Tuesday, November 30, 2004

Liar, Liar, Pants On Fire!

Once upon a time, I used to live in a house on K & 4 Streets NE. We had five roommates all over the place. It was huge and massive house to start with. One day, a roommate decided to bolt for Arizona and never returned. He left his bedframe, matress, television, plates, clothes, blankets, et al. He vanished and later, we got in touch with him, he said he does not want to retrieve it back any longer and that we can keep it if we want to.

Few months later, in Los Angeles, I was doing some internship over there and decided to attend to a coffeehouse frequented by Deaf patrons. One guy came to me and said, "I'm sorry to hear about your apartment back in DC," -- I was baffled. Turned out that this particular guy was told by my former roommate that the apartment went up in flames. And that we lost everything else. I smiled and said, "I still have his television and even better, his quilt."

Later, I approached the former roommate of mine and wondered why he said that, he firmly denied it and kept on laughing about it. My friend had a theory -- he was capitalizing on pity from others in order to get friends to purchase new things for him. Makes sense to me, though.

The former roommate of mine was none other than ... Kenton Twidt.

Let's push this by fast foward to today. Last night, I was reading the old issues of The Buff and Blue (affectionately known as the BnB) newsmagazine, a student-run publication at Gallaudet. The quality of journalistic standards in the BnB went downhill since the Golden Era of Terry Giansanti. I just completed reading the BnB No. 6, dated November 19, 2004, but not without a heavy glee.

Especially with the article, Check Your Checks: Student Kenton Twidt Takes You Through His Nightmare written by Alex Abenchuchan. You can see his picture and his comments at his Xanga. Yeah, he's cute. A standard boi by any means. Alex seems to fit in the classic type where a guy is pretty, he has to be dumb, gullible and naive. Apparently, in this case, it seemed to be like that. Oh, I should mention that Alex is the younger brother of that holier-than-thou but so silly Republican fella, Elisa Abenchuchan who clamored for liars like GW Bush. Go figure.

To write an article, it is important to hear both sides and do some research before making an article, that means what? I do not see any comments whether if Alex went to Metropolitan Police Department for further information of this bizarre case. Or even with the Bank of America since it concened the theft of nearly 1 million dollars. Not even with the Department of Public Safety to find out if it is true. None of this happened in the article. It is all about Kenton, his tribulations and his truth. I repeat, his own truth.

What happened in the article is that Kenton said his backpack which contained books, checkbooks, address book, disks were stolen. And in the process, he found out that someone cashed the checks in his name up to 800,000 dollars. And that the Police Department is "still" investigating the case since October 25.
########################################
## Set exercise A
In the blog post, how much money did Kenton say someone cashed in his name?
## Set exercise B
Retype the blog post's text, everything from "Later, I approached" down to "a heavy glee.".

(Element and region listings)
########################################
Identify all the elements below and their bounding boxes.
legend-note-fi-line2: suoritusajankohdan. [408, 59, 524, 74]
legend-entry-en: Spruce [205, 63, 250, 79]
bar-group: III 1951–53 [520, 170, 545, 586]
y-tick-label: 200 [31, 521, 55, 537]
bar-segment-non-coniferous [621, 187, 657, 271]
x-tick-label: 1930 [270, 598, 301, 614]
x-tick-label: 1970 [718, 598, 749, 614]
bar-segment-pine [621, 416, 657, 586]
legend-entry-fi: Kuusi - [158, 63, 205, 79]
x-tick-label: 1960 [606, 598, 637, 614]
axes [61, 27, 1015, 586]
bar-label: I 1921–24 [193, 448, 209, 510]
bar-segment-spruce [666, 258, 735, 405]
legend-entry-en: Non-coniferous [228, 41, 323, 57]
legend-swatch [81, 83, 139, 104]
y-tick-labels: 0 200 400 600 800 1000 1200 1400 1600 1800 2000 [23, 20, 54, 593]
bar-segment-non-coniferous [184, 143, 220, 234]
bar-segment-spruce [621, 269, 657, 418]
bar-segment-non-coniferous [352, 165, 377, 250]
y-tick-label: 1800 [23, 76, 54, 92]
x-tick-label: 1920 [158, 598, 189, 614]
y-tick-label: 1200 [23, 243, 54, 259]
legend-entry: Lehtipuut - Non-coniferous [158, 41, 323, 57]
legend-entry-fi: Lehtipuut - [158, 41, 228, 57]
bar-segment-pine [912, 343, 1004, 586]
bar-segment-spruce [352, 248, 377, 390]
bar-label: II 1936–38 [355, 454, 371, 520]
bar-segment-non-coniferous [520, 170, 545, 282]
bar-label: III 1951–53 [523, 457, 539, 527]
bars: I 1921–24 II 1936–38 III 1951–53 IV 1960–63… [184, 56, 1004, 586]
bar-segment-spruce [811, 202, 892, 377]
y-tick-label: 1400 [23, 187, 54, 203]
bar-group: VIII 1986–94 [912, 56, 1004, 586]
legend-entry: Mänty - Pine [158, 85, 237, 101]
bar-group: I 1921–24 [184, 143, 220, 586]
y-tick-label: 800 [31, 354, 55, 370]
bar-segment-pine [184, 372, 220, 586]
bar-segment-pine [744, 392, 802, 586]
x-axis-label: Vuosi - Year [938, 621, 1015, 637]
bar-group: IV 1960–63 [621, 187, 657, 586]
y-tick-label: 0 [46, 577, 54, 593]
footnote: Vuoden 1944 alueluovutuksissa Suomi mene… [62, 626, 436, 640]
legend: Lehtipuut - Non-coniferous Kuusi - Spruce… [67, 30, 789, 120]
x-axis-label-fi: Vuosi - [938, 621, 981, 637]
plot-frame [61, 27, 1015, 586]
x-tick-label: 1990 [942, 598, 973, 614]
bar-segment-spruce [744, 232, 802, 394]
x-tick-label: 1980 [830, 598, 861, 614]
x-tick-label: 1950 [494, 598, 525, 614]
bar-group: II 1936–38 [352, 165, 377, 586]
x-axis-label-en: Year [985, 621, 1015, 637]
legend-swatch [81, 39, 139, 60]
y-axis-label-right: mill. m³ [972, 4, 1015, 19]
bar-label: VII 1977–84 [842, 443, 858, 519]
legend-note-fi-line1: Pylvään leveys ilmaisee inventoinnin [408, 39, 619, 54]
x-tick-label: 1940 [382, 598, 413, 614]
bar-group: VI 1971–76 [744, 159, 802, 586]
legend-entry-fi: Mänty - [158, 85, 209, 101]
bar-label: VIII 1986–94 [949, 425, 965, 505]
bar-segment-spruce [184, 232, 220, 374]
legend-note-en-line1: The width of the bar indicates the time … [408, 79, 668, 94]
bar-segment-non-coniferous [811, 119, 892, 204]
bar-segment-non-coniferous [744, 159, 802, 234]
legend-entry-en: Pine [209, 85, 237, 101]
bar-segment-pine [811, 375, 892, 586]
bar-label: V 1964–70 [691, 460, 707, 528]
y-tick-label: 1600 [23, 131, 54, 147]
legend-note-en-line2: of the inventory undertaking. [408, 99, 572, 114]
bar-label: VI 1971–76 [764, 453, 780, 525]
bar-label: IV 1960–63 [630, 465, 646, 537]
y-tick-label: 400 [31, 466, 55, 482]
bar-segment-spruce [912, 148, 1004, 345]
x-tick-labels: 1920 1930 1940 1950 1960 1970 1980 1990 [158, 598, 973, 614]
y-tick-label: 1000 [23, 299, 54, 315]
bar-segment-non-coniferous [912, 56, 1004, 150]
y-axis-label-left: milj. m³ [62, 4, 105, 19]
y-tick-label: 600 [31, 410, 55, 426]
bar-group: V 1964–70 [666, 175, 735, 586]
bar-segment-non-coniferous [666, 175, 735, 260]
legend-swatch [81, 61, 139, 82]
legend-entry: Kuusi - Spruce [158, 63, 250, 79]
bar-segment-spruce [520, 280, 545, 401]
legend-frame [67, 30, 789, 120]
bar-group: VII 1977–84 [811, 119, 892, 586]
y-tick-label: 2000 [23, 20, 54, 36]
########################################
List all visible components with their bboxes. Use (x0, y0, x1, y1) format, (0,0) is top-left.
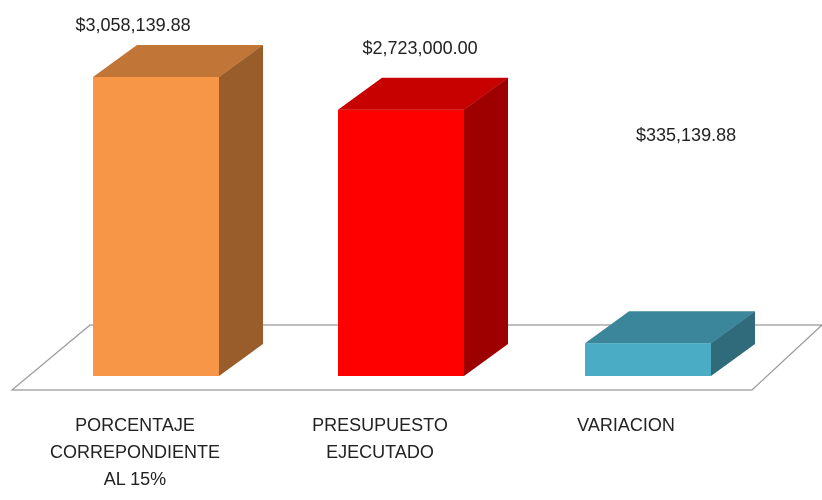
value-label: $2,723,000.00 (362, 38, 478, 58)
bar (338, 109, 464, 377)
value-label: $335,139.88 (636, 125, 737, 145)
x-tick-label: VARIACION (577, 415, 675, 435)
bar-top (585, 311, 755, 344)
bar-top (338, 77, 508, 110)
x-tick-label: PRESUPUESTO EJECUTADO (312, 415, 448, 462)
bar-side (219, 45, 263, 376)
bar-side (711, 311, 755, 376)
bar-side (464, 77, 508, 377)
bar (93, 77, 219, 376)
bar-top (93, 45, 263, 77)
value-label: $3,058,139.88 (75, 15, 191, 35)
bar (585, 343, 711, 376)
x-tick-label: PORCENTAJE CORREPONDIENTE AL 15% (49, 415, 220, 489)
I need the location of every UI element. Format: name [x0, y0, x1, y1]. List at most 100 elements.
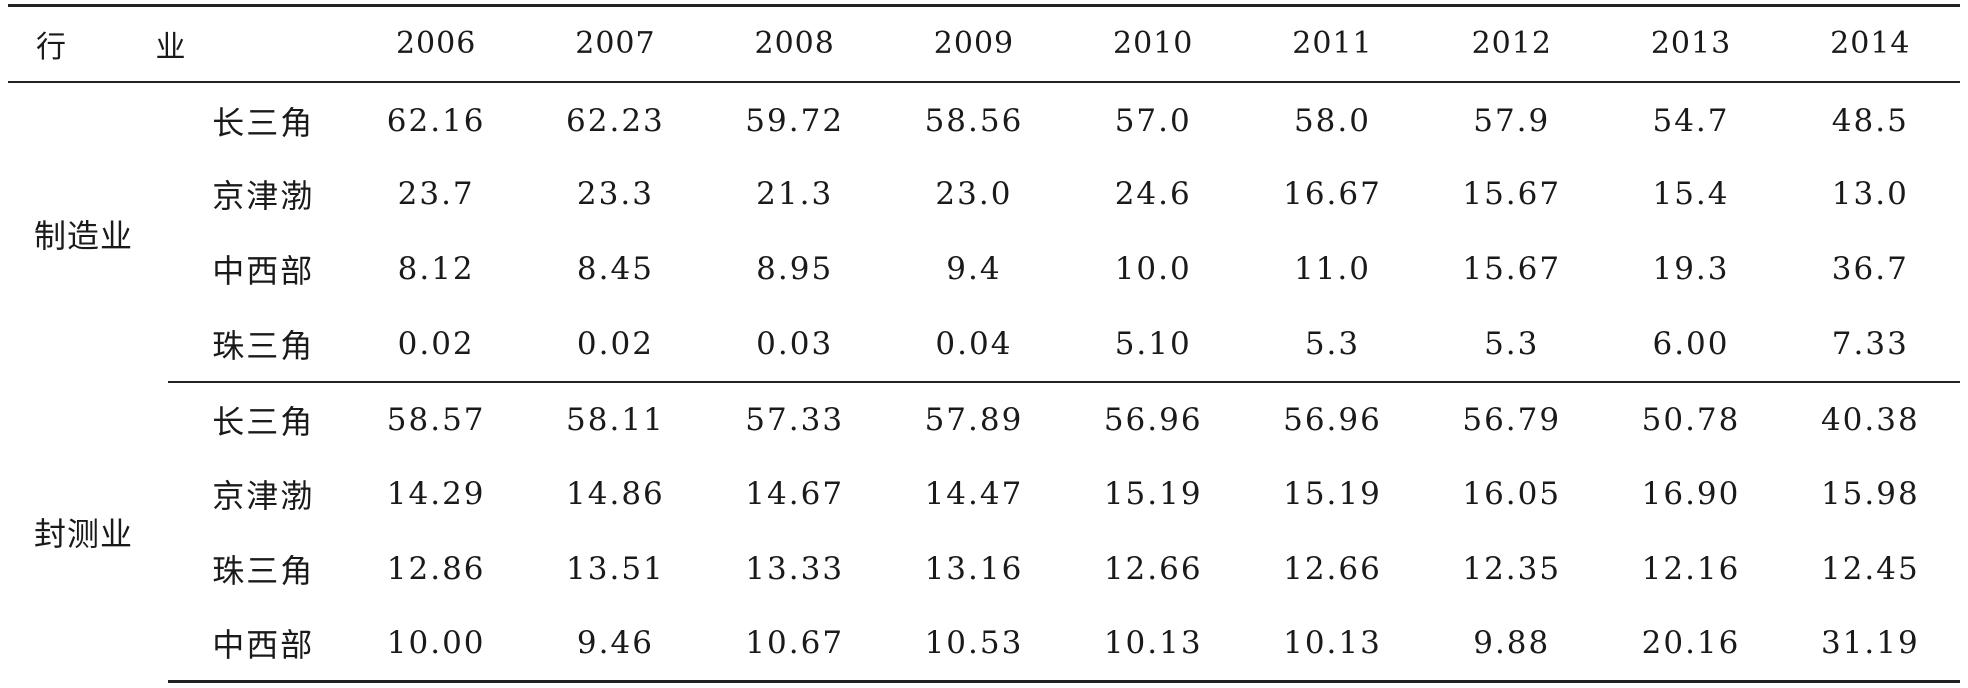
########################################
## Solution A
Up to 800,000 dollars.

## Solution B
Later, I approached the former roommate of mine and wondered why he said that, he firmly denied it and kept on laughing about it. My friend had a theory -- he was capitalizing on pity from others in order to get friends to purchase new things for him. Makes sense to me, though.

The former roommate of mine was none other than ... Kenton Twidt.

Let's push this by fast foward to today. Last night, I was reading the old issues of The Buff and Blue (affectionately known as the BnB) newsmagazine, a student-run publication at Gallaudet. The quality of journalistic standards in the BnB went downhill since the Golden Era of Terry Giansanti. I just completed reading the BnB No. 6, dated November 19, 2004, but not without a heavy glee.